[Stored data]

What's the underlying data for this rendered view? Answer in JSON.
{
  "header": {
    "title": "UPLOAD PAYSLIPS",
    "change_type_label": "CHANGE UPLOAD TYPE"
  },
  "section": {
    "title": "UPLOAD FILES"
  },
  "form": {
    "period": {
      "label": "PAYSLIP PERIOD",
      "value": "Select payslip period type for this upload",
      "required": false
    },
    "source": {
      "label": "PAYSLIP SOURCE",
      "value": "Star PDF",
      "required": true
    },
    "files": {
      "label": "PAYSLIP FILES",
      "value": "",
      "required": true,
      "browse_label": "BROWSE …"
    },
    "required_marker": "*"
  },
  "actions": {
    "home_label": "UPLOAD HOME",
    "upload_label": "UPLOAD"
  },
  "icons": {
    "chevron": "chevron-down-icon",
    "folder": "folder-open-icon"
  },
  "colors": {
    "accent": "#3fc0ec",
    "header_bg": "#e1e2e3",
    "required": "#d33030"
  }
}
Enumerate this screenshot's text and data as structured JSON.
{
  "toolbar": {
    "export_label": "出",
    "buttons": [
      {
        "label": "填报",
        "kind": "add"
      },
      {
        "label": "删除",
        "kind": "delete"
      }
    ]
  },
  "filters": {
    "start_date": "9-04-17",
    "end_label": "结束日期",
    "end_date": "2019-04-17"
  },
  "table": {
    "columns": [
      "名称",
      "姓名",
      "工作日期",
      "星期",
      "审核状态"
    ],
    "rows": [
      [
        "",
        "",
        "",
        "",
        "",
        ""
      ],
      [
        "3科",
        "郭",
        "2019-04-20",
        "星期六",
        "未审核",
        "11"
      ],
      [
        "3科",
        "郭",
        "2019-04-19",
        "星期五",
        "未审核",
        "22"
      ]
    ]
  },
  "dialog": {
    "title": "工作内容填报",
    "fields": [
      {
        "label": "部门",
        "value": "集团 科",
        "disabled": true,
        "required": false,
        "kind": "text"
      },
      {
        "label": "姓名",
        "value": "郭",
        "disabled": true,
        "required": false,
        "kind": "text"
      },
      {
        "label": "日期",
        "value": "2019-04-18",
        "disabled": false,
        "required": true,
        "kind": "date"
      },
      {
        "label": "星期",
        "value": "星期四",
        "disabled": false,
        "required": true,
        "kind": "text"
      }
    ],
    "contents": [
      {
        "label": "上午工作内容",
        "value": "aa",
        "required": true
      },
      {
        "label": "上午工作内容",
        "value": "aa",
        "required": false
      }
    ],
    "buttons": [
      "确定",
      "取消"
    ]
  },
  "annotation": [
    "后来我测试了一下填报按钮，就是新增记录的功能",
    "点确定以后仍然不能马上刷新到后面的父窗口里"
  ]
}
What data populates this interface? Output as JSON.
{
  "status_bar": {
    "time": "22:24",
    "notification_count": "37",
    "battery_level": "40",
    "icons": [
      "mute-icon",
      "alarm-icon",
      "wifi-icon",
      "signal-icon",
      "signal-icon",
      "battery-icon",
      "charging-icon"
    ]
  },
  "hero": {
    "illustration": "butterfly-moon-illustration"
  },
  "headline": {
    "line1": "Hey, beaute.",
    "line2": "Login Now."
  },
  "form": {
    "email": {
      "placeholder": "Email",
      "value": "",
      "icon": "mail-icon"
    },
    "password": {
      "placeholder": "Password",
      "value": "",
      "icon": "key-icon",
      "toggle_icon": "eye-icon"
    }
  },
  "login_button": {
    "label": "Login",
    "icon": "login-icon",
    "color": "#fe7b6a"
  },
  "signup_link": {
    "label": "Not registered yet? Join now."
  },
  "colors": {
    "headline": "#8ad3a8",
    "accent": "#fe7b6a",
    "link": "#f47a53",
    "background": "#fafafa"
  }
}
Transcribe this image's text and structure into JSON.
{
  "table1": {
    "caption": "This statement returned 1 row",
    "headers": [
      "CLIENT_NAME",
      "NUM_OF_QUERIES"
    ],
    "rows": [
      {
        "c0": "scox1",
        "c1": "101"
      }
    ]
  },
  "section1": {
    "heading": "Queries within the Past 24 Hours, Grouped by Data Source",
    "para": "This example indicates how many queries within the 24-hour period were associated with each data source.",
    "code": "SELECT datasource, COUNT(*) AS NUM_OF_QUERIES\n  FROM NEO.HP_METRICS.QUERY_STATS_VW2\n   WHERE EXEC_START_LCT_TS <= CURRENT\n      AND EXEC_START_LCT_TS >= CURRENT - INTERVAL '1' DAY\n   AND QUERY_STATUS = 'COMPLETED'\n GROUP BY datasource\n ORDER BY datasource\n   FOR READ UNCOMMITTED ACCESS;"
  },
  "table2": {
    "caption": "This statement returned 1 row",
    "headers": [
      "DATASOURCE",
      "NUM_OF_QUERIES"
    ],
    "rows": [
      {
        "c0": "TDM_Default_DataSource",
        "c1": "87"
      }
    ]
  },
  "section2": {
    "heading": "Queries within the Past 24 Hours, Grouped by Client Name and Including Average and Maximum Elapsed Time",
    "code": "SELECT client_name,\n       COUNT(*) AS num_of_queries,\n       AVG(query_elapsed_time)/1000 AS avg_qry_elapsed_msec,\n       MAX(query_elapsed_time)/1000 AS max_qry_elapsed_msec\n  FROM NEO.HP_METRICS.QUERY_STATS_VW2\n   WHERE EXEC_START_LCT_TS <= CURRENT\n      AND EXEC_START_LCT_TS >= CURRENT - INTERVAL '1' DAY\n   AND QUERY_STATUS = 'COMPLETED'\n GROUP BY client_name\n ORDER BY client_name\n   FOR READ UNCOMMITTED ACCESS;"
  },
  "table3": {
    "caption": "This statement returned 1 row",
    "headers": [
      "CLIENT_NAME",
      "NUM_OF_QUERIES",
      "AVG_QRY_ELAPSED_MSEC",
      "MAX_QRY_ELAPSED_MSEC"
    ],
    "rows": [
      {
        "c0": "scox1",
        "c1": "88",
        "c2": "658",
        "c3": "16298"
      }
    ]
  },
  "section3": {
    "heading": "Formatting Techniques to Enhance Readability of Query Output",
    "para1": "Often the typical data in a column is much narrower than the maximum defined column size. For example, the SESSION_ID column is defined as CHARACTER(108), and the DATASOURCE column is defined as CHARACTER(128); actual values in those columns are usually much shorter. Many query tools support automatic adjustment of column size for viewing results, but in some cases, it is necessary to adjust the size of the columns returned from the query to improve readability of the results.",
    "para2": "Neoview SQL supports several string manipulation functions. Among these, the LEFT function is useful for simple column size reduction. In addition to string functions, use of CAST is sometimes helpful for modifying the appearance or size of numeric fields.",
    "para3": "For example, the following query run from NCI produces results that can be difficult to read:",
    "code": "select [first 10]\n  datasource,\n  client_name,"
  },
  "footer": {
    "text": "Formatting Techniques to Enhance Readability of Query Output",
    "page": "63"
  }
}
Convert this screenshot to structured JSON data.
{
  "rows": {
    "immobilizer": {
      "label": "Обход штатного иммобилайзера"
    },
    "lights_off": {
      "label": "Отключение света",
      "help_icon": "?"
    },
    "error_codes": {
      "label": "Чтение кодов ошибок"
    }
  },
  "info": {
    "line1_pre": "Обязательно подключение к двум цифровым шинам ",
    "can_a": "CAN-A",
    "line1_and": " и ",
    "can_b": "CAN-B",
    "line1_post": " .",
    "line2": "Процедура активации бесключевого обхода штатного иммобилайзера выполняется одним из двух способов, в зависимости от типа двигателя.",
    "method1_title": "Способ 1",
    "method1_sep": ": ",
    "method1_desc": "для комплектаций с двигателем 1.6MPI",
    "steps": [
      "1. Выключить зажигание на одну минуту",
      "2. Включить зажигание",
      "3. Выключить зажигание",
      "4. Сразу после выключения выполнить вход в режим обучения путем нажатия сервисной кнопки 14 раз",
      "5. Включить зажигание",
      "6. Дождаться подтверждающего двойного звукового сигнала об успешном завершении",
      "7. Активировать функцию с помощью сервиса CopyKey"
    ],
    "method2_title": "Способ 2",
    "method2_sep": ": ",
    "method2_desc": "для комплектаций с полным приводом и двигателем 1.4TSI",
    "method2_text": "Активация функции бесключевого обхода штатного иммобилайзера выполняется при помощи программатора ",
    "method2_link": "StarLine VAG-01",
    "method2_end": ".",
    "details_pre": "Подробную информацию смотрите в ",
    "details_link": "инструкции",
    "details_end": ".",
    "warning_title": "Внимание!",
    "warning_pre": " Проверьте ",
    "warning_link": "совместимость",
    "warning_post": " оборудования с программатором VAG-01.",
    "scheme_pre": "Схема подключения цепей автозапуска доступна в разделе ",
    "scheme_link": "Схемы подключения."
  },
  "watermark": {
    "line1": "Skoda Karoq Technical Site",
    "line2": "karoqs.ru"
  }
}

**Goal**
Check every line of the data, and copy the ones that contain "зажигание".

**Task answer**
      "1. Выключить зажигание на одну минуту",
      "2. Включить зажигание",
      "3. Выключить зажигание",
      "5. Включить зажигание",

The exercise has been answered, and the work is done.